• Saved data entries:

= = = =

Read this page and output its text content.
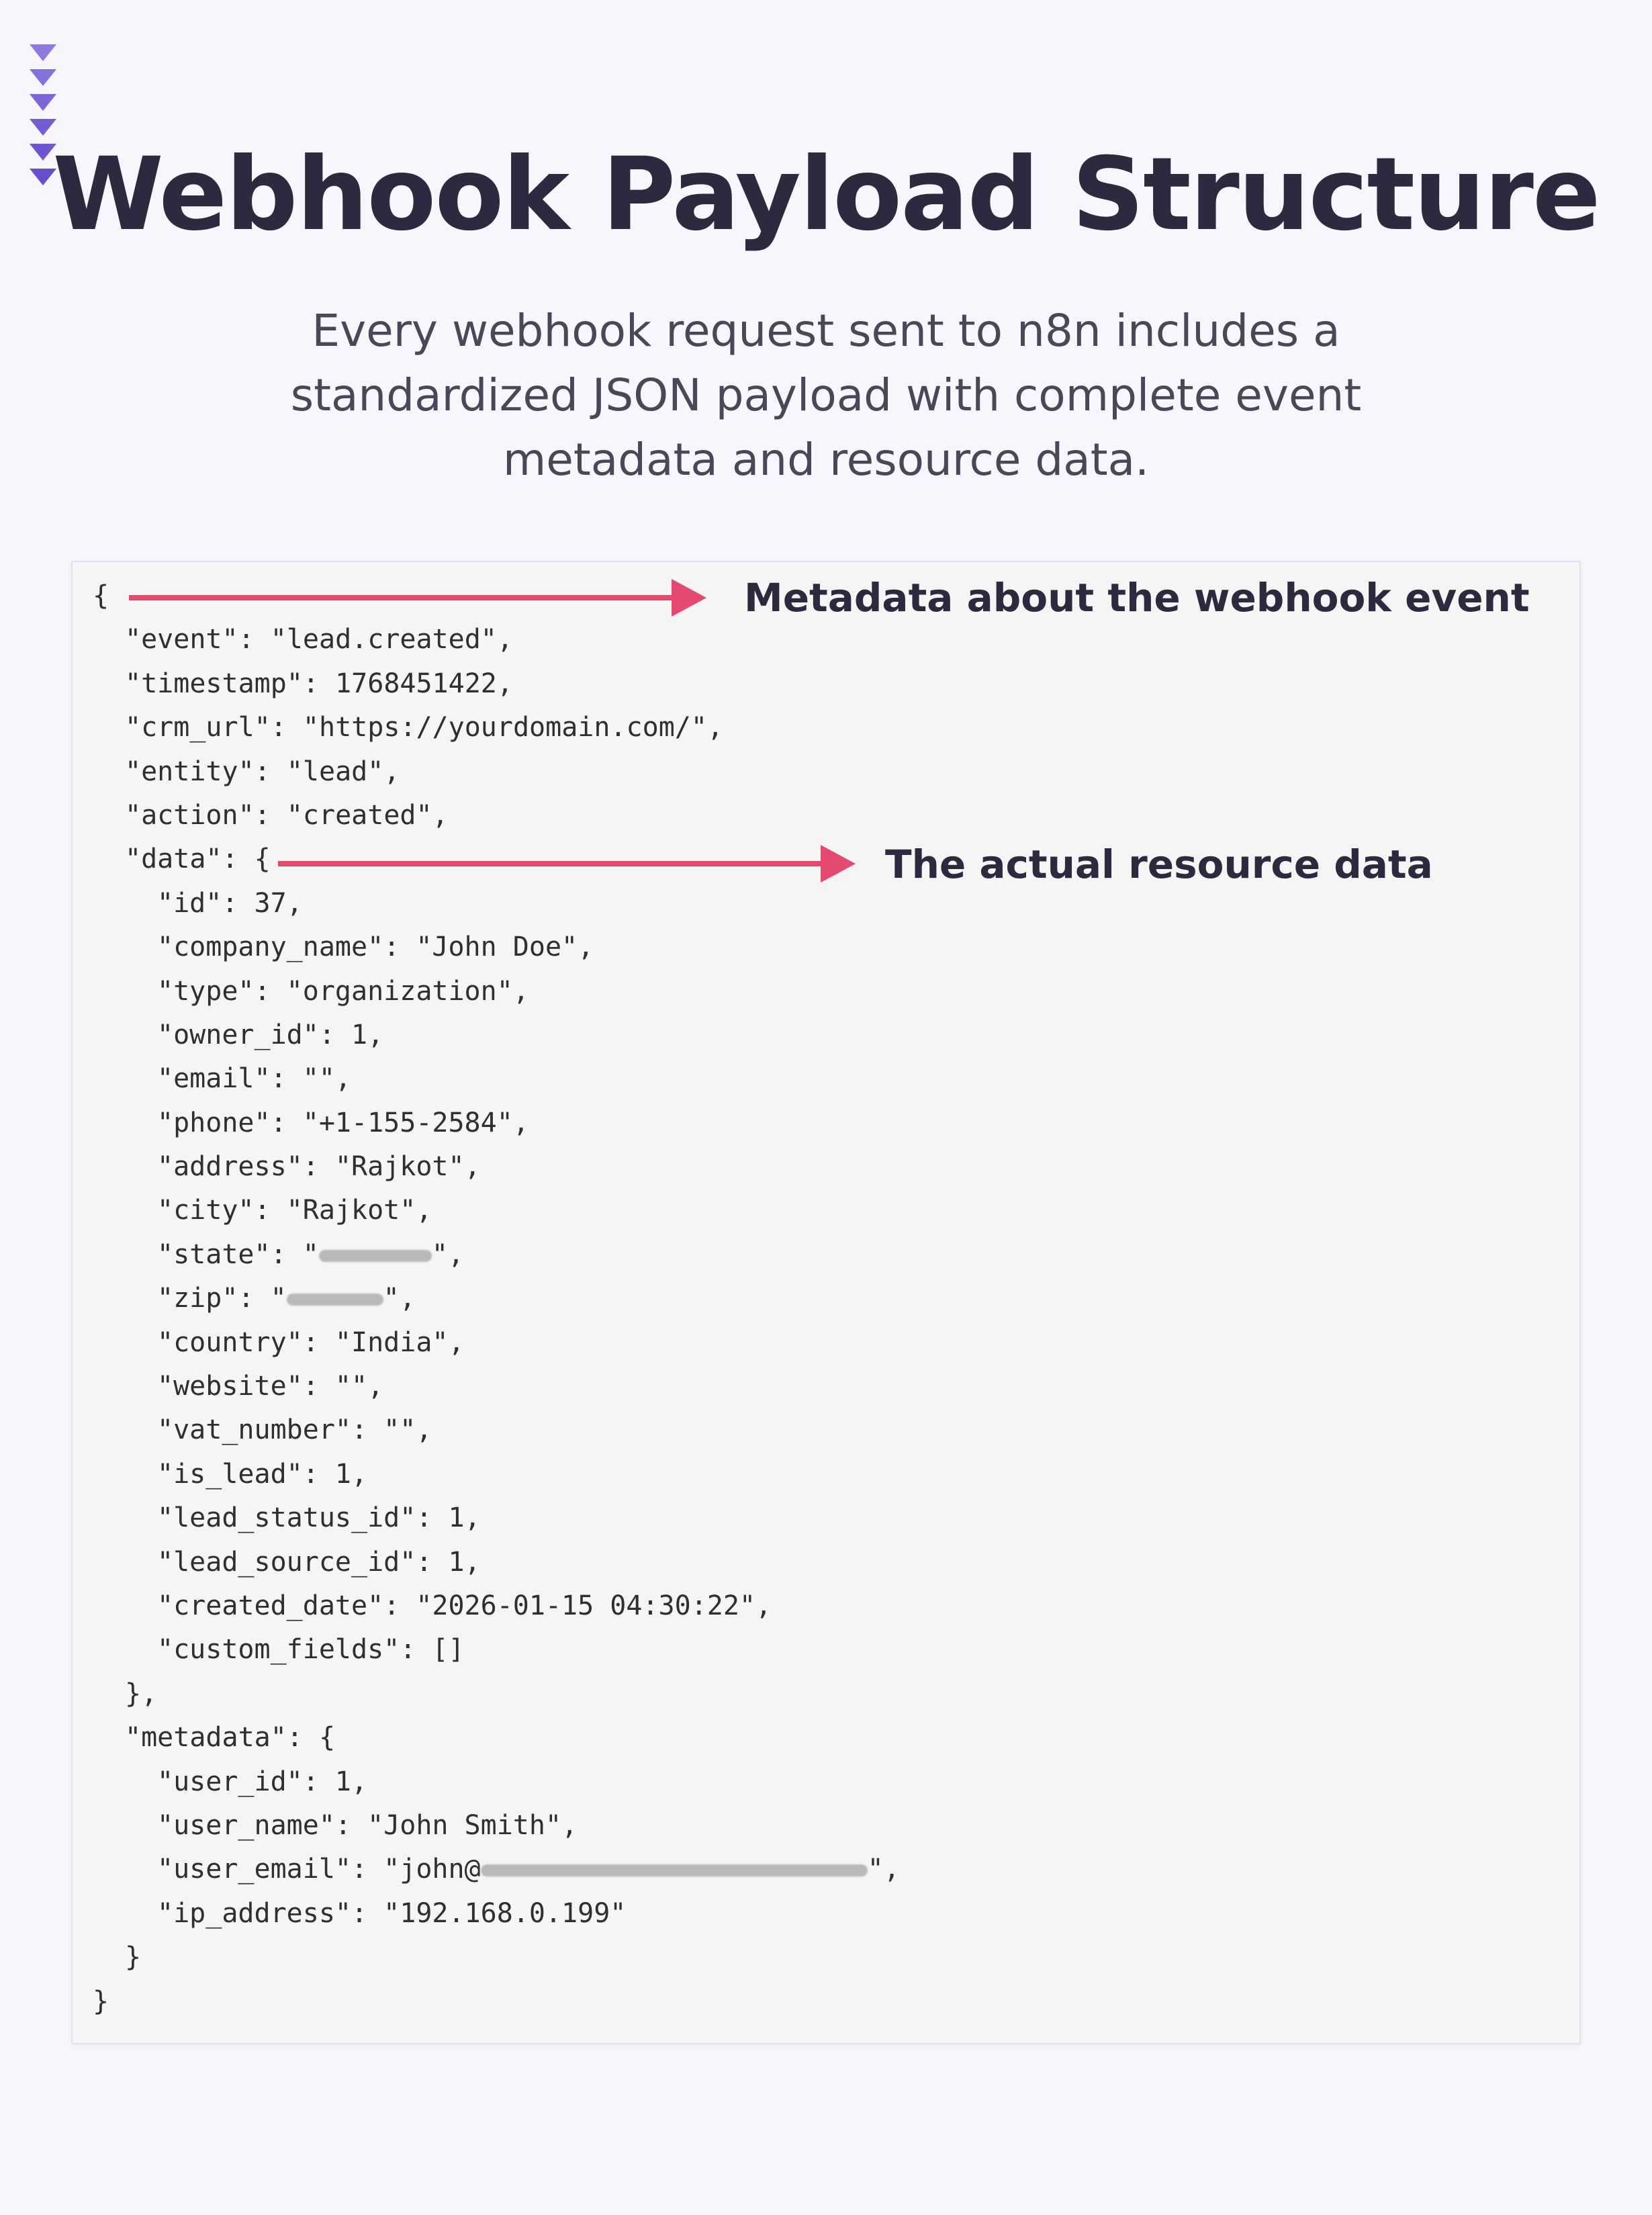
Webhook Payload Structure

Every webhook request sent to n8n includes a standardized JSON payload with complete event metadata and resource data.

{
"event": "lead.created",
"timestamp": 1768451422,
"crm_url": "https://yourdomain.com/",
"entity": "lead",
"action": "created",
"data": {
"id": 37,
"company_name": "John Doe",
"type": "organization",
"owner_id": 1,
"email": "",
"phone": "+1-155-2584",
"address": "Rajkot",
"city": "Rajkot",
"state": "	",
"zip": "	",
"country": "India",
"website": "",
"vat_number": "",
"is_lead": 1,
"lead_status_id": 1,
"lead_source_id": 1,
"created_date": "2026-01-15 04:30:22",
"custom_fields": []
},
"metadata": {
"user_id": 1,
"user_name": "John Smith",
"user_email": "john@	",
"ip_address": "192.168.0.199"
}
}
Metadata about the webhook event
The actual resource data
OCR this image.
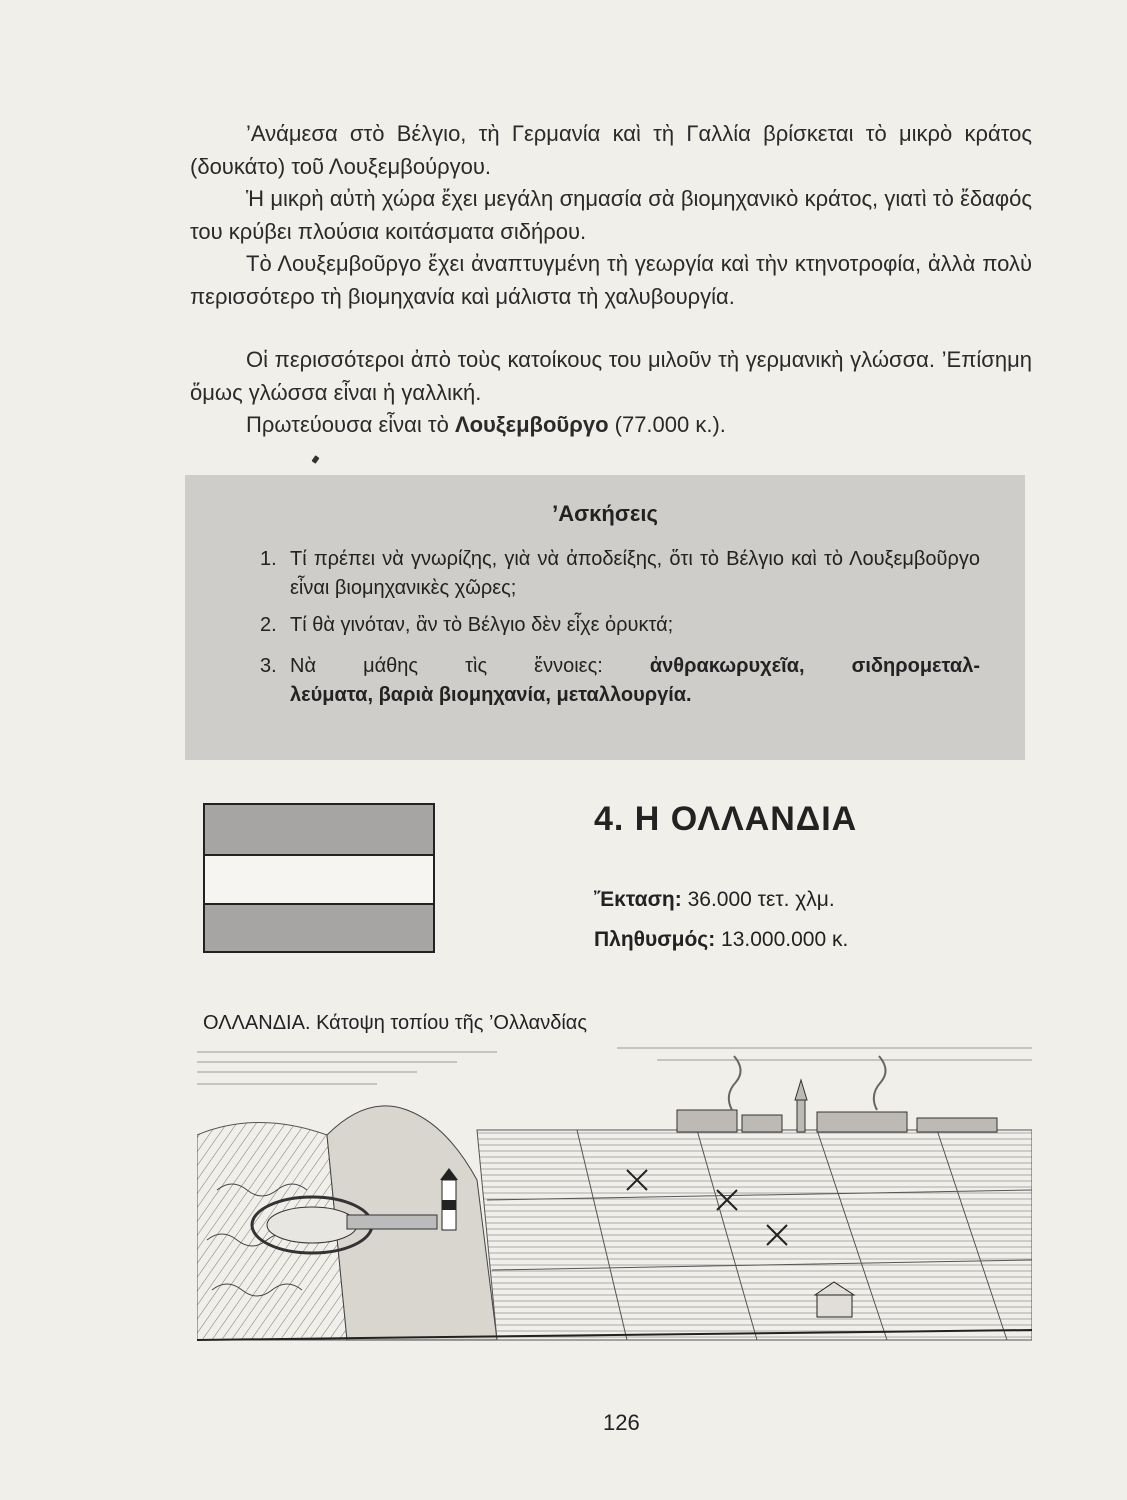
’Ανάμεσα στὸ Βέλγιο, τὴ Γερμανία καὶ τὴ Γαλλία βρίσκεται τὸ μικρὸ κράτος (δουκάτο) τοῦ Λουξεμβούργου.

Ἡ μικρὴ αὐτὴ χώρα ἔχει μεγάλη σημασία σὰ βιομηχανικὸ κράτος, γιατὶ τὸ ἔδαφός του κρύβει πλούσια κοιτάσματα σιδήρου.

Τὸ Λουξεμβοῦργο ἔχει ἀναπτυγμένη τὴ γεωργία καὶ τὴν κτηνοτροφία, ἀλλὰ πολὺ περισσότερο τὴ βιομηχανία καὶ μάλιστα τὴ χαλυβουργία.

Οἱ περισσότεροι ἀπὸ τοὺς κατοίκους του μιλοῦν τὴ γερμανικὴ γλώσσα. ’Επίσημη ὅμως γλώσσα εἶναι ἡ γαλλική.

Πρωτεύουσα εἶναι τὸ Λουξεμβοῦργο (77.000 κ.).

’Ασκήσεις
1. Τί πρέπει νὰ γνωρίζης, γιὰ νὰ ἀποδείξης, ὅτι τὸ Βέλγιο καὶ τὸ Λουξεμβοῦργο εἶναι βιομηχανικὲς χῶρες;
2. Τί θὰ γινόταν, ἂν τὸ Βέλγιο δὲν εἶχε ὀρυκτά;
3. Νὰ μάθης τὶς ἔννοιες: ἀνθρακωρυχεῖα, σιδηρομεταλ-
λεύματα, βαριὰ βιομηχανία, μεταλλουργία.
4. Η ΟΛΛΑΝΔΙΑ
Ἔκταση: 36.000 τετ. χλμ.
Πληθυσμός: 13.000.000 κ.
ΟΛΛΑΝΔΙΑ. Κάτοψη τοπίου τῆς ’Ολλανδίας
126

= = = =

• TASK INSTRUCTIONS: Write out the entries above verbatim; the pictures do not belong in your copy.

• ANSWER IN FULL:
Read this page and output its text content.
Webhook Payload Structure

Every webhook request sent to n8n includes a standardized JSON payload with complete event metadata and resource data.

{
"event": "lead.created",
"timestamp": 1768451422,
"crm_url": "https://yourdomain.com/",
"entity": "lead",
"action": "created",
"data": {
"id": 37,
"company_name": "John Doe",
"type": "organization",
"owner_id": 1,
"email": "",
"phone": "+1-155-2584",
"address": "Rajkot",
"city": "Rajkot",
"state": "	",
"zip": "	",
"country": "India",
"website": "",
"vat_number": "",
"is_lead": 1,
"lead_status_id": 1,
"lead_source_id": 1,
"created_date": "2026-01-15 04:30:22",
"custom_fields": []
},
"metadata": {
"user_id": 1,
"user_name": "John Smith",
"user_email": "john@	",
"ip_address": "192.168.0.199"
}
}
Metadata about the webhook event
The actual resource data
OCR this image.
’Ανάμεσα στὸ Βέλγιο, τὴ Γερμανία καὶ τὴ Γαλλία βρίσκεται τὸ μικρὸ κράτος (δουκάτο) τοῦ Λουξεμβούργου.

Ἡ μικρὴ αὐτὴ χώρα ἔχει μεγάλη σημασία σὰ βιομηχανικὸ κράτος, γιατὶ τὸ ἔδαφός του κρύβει πλούσια κοιτάσματα σιδήρου.

Τὸ Λουξεμβοῦργο ἔχει ἀναπτυγμένη τὴ γεωργία καὶ τὴν κτηνοτροφία, ἀλλὰ πολὺ περισσότερο τὴ βιομηχανία καὶ μάλιστα τὴ χαλυβουργία.

Οἱ περισσότεροι ἀπὸ τοὺς κατοίκους του μιλοῦν τὴ γερμανικὴ γλώσσα. ’Επίσημη ὅμως γλώσσα εἶναι ἡ γαλλική.

Πρωτεύουσα εἶναι τὸ Λουξεμβοῦργο (77.000 κ.).

’Ασκήσεις
1. Τί πρέπει νὰ γνωρίζης, γιὰ νὰ ἀποδείξης, ὅτι τὸ Βέλγιο καὶ τὸ Λουξεμβοῦργο εἶναι βιομηχανικὲς χῶρες;
2. Τί θὰ γινόταν, ἂν τὸ Βέλγιο δὲν εἶχε ὀρυκτά;
3. Νὰ μάθης τὶς ἔννοιες: ἀνθρακωρυχεῖα, σιδηρομεταλ-
λεύματα, βαριὰ βιομηχανία, μεταλλουργία.
4. Η ΟΛΛΑΝΔΙΑ
Ἔκταση: 36.000 τετ. χλμ.
Πληθυσμός: 13.000.000 κ.
ΟΛΛΑΝΔΙΑ. Κάτοψη τοπίου τῆς ’Ολλανδίας
126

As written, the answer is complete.